Copy all of the records below verbatim.
═════ MATERIAL TO PROCESS ═════
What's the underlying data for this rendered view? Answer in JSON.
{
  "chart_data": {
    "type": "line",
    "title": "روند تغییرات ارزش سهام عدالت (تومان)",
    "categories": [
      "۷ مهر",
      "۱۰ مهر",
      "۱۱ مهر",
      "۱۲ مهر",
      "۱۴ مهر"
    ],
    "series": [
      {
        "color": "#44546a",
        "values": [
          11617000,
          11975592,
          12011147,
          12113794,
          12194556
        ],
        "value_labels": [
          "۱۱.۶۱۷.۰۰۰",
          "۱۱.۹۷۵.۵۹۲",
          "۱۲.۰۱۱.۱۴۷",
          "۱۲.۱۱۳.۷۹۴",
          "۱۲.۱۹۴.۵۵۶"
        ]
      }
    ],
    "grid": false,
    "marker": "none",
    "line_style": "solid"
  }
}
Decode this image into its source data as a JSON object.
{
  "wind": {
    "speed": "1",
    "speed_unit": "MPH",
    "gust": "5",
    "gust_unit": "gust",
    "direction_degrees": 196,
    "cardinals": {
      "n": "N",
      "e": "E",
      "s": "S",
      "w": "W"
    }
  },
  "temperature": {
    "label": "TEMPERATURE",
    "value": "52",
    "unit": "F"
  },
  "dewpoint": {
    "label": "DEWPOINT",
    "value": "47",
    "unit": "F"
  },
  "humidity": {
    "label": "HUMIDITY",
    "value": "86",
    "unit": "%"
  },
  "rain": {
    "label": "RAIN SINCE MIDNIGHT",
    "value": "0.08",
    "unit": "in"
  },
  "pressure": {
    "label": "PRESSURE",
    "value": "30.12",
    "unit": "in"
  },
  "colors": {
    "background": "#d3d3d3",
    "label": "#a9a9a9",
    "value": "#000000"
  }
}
═════
SOLUTION TO THIS PROBLEM =
What's the underlying data for this rendered view? Answer in JSON.
{
  "chart_data": {
    "type": "line",
    "title": "روند تغییرات ارزش سهام عدالت (تومان)",
    "categories": [
      "۷ مهر",
      "۱۰ مهر",
      "۱۱ مهر",
      "۱۲ مهر",
      "۱۴ مهر"
    ],
    "series": [
      {
        "color": "#44546a",
        "values": [
          11617000,
          11975592,
          12011147,
          12113794,
          12194556
        ],
        "value_labels": [
          "۱۱.۶۱۷.۰۰۰",
          "۱۱.۹۷۵.۵۹۲",
          "۱۲.۰۱۱.۱۴۷",
          "۱۲.۱۱۳.۷۹۴",
          "۱۲.۱۹۴.۵۵۶"
        ]
      }
    ],
    "grid": false,
    "marker": "none",
    "line_style": "solid"
  }
}
Decode this image into its source data as a JSON object.
{
  "wind": {
    "speed": "1",
    "speed_unit": "MPH",
    "gust": "5",
    "gust_unit": "gust",
    "direction_degrees": 196,
    "cardinals": {
      "n": "N",
      "e": "E",
      "s": "S",
      "w": "W"
    }
  },
  "temperature": {
    "label": "TEMPERATURE",
    "value": "52",
    "unit": "F"
  },
  "dewpoint": {
    "label": "DEWPOINT",
    "value": "47",
    "unit": "F"
  },
  "humidity": {
    "label": "HUMIDITY",
    "value": "86",
    "unit": "%"
  },
  "rain": {
    "label": "RAIN SINCE MIDNIGHT",
    "value": "0.08",
    "unit": "in"
  },
  "pressure": {
    "label": "PRESSURE",
    "value": "30.12",
    "unit": "in"
  },
  "colors": {
    "background": "#d3d3d3",
    "label": "#a9a9a9",
    "value": "#000000"
  }
}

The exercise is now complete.